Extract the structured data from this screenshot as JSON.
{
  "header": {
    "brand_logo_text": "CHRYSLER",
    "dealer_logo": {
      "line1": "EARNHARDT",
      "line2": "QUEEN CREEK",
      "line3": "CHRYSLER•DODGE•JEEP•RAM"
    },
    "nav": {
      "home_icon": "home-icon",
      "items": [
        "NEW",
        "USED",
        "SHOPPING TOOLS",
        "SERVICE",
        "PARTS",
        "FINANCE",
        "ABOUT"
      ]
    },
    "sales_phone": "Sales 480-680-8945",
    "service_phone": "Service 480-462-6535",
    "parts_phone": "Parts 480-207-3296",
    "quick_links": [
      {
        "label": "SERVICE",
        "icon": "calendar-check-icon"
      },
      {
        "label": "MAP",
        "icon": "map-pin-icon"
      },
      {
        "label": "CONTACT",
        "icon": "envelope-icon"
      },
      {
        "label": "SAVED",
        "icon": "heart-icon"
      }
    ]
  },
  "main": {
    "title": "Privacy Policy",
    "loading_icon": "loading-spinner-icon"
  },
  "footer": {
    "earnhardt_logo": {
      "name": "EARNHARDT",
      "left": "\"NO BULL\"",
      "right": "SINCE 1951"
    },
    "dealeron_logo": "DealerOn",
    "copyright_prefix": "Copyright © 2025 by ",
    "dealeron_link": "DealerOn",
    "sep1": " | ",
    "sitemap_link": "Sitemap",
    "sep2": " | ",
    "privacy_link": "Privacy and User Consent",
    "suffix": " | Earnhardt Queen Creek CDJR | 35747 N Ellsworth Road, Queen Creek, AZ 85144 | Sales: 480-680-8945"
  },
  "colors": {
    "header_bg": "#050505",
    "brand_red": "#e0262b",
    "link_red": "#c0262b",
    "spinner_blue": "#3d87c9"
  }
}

******

- _INSTRUCTIONS TO FOLLOW_
Your answer should be a single number: the count of lines in the material above that contain "Sales".

- _TASK ANSWER_
2